[start of RECORDED DATA]

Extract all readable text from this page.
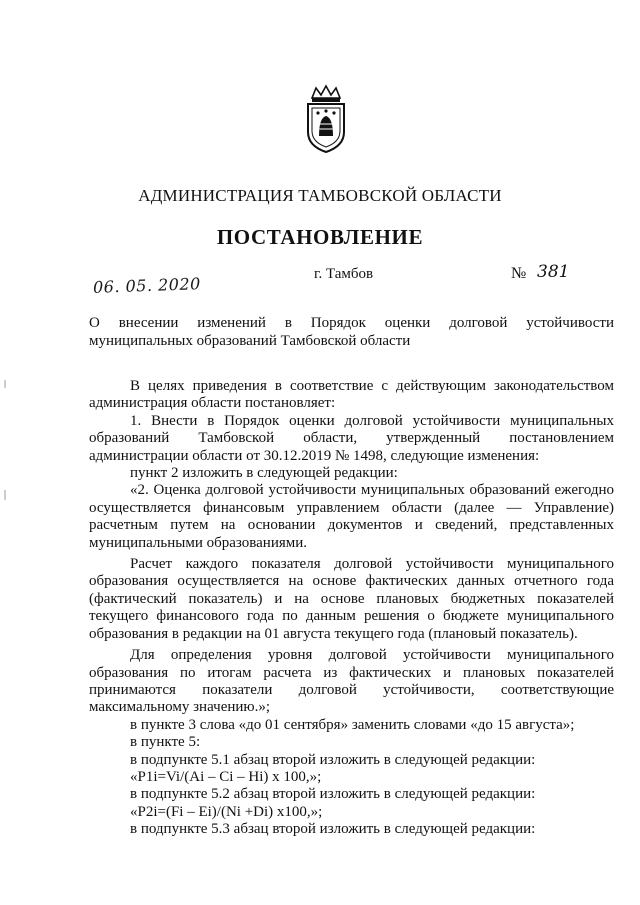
АДМИНИСТРАЦИЯ ТАМБОВСКОЙ ОБЛАСТИ
ПОСТАНОВЛЕНИЕ
06. 05. 2020
г. Тамбов	№ 381
О внесении изменений в Порядок оценки долговой устойчивости
муниципальных образований Тамбовской области

В целях приведения в соответствие с действующим законодательством администрация области постановляет:

1. Внести в Порядок оценки долговой устойчивости муниципальных образований Тамбовской области, утвержденный постановлением администрации области от 30.12.2019 № 1498, следующие изменения:

пункт 2 изложить в следующей редакции:

«2. Оценка долговой устойчивости муниципальных образований ежегодно осуществляется финансовым управлением области (далее — Управление) расчетным путем на основании документов и сведений, представленных муниципальными образованиями.

Расчет каждого показателя долговой устойчивости муниципального образования осуществляется на основе фактических данных отчетного года (фактический показатель) и на основе плановых бюджетных показателей текущего финансового года по данным решения о бюджете муниципального образования в редакции на 01 августа текущего года (плановый показатель).

Для определения уровня долговой устойчивости муниципального образования по итогам расчета из фактических и плановых показателей принимаются показатели долговой устойчивости, соответствующие максимальному значению.»;

в пункте 3 слова «до 01 сентября» заменить словами «до 15 августа»;

в пункте 5:

в подпункте 5.1 абзац второй изложить в следующей редакции:

«P1i=Vi/(Ai – Ci – Hi) x 100,»;

в подпункте 5.2 абзац второй изложить в следующей редакции:

«P2i=(Fi – Ei)/(Ni +Di) x100,»;

в подпункте 5.3 абзац второй изложить в следующей редакции:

[end of RECORDED DATA]

■ THE PROBLEM
Print out every entry above without changing a word, and leave out the pictures.

■ THE RESULT
Extract all readable text from this page.
АДМИНИСТРАЦИЯ ТАМБОВСКОЙ ОБЛАСТИ
ПОСТАНОВЛЕНИЕ
06. 05. 2020
г. Тамбов	№ 381
О внесении изменений в Порядок оценки долговой устойчивости
муниципальных образований Тамбовской области

В целях приведения в соответствие с действующим законодательством администрация области постановляет:

1. Внести в Порядок оценки долговой устойчивости муниципальных образований Тамбовской области, утвержденный постановлением администрации области от 30.12.2019 № 1498, следующие изменения:

пункт 2 изложить в следующей редакции:

«2. Оценка долговой устойчивости муниципальных образований ежегодно осуществляется финансовым управлением области (далее — Управление) расчетным путем на основании документов и сведений, представленных муниципальными образованиями.

Расчет каждого показателя долговой устойчивости муниципального образования осуществляется на основе фактических данных отчетного года (фактический показатель) и на основе плановых бюджетных показателей текущего финансового года по данным решения о бюджете муниципального образования в редакции на 01 августа текущего года (плановый показатель).

Для определения уровня долговой устойчивости муниципального образования по итогам расчета из фактических и плановых показателей принимаются показатели долговой устойчивости, соответствующие максимальному значению.»;

в пункте 3 слова «до 01 сентября» заменить словами «до 15 августа»;

в пункте 5:

в подпункте 5.1 абзац второй изложить в следующей редакции:

«P1i=Vi/(Ai – Ci – Hi) x 100,»;

в подпункте 5.2 абзац второй изложить в следующей редакции:

«P2i=(Fi – Ei)/(Ni +Di) x100,»;

в подпункте 5.3 абзац второй изложить в следующей редакции:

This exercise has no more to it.